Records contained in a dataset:
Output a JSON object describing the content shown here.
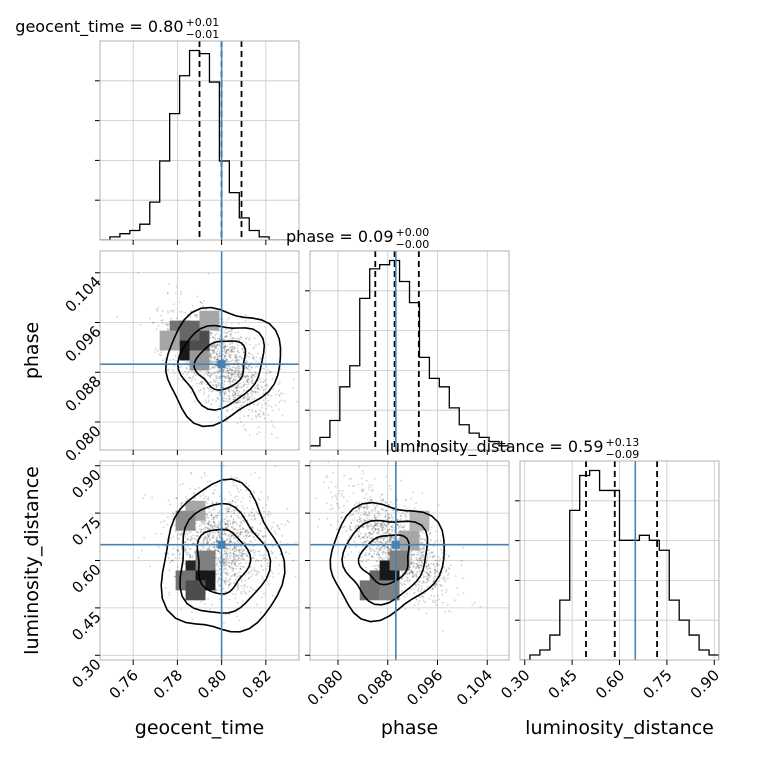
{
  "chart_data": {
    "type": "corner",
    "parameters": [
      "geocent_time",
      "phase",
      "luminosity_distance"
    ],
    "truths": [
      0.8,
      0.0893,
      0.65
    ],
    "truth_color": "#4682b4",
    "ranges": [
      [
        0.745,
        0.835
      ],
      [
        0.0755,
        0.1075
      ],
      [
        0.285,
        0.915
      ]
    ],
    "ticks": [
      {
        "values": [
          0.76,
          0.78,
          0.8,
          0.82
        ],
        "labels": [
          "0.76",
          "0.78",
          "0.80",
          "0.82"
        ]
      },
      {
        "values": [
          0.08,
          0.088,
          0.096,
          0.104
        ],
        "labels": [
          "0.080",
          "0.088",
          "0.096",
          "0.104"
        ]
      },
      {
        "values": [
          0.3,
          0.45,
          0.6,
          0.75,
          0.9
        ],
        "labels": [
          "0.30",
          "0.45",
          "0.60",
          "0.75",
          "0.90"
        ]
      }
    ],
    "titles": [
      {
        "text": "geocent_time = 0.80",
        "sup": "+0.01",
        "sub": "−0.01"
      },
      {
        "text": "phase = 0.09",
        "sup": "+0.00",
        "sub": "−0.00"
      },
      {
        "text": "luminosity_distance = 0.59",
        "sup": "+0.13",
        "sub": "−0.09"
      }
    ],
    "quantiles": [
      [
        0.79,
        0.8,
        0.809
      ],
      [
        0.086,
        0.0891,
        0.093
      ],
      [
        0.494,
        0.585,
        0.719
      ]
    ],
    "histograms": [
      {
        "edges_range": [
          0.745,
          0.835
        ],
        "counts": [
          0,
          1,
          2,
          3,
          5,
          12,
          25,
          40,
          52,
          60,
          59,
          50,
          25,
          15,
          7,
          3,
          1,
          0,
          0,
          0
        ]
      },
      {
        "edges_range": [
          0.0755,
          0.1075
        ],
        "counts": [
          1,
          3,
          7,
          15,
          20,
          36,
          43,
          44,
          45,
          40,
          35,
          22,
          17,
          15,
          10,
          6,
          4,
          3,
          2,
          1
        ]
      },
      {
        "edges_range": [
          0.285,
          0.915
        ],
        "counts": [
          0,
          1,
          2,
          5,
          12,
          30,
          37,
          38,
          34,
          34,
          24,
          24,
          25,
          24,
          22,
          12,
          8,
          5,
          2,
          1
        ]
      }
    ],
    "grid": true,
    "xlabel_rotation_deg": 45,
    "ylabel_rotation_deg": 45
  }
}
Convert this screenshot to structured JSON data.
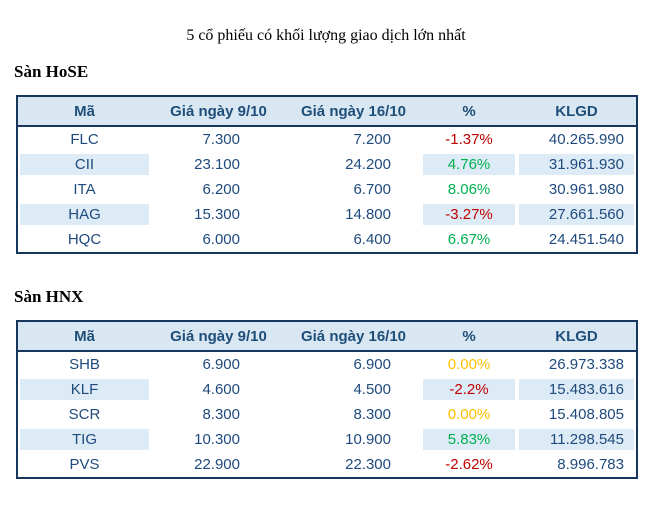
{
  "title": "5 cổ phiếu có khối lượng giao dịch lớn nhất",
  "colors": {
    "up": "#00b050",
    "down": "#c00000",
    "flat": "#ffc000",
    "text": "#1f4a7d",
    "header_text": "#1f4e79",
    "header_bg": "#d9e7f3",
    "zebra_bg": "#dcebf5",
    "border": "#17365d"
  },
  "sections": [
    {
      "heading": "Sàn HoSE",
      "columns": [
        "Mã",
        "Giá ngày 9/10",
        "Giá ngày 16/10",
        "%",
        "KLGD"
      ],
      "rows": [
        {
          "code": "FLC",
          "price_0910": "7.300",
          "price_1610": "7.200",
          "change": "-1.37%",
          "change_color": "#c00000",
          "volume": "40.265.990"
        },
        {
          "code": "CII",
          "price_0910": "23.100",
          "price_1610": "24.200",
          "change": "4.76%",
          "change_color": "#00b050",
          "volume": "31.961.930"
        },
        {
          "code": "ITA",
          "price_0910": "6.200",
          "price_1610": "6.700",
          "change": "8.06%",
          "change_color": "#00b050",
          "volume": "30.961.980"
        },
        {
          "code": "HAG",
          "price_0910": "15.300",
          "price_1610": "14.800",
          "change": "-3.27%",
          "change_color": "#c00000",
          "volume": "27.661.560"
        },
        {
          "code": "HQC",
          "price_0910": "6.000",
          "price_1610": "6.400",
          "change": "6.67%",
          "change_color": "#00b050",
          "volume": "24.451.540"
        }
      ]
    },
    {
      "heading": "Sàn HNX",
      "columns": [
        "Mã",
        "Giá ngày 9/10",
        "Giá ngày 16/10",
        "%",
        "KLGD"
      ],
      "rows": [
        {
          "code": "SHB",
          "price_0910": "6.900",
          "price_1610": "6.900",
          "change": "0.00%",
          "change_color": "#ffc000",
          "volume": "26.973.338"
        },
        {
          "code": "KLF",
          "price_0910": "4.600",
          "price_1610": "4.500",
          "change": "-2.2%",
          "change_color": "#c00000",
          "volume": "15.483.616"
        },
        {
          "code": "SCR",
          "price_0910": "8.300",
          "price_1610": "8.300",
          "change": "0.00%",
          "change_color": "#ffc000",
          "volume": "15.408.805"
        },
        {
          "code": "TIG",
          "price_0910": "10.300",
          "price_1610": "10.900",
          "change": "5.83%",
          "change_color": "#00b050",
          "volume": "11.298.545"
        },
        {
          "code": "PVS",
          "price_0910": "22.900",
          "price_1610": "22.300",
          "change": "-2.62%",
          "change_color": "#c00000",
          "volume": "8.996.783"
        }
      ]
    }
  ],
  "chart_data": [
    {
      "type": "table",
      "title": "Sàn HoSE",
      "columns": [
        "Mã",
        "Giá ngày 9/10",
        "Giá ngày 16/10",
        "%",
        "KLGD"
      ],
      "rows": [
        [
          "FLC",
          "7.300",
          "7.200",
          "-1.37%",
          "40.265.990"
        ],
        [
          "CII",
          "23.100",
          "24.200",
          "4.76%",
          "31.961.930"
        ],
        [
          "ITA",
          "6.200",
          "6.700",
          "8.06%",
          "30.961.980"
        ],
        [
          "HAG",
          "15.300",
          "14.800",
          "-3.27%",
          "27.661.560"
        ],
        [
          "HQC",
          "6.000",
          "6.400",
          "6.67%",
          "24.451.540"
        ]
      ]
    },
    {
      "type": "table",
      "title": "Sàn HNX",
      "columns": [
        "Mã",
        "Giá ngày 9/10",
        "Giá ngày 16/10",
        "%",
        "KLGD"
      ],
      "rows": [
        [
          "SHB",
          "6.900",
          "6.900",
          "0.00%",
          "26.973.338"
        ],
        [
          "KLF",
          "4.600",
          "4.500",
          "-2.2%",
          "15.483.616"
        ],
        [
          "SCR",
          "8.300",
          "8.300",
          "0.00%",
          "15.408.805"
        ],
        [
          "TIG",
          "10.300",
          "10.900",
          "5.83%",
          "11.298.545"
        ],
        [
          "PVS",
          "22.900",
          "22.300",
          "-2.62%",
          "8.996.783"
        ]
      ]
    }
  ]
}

■ Exercise description ■
Extract every line containing the string "volume" from the material.

■ The response ■
          "volume": "40.265.990"
          "volume": "31.961.930"
          "volume": "30.961.980"
          "volume": "27.661.560"
          "volume": "24.451.540"
          "volume": "26.973.338"
          "volume": "15.483.616"
          "volume": "15.408.805"
          "volume": "11.298.545"
          "volume": "8.996.783"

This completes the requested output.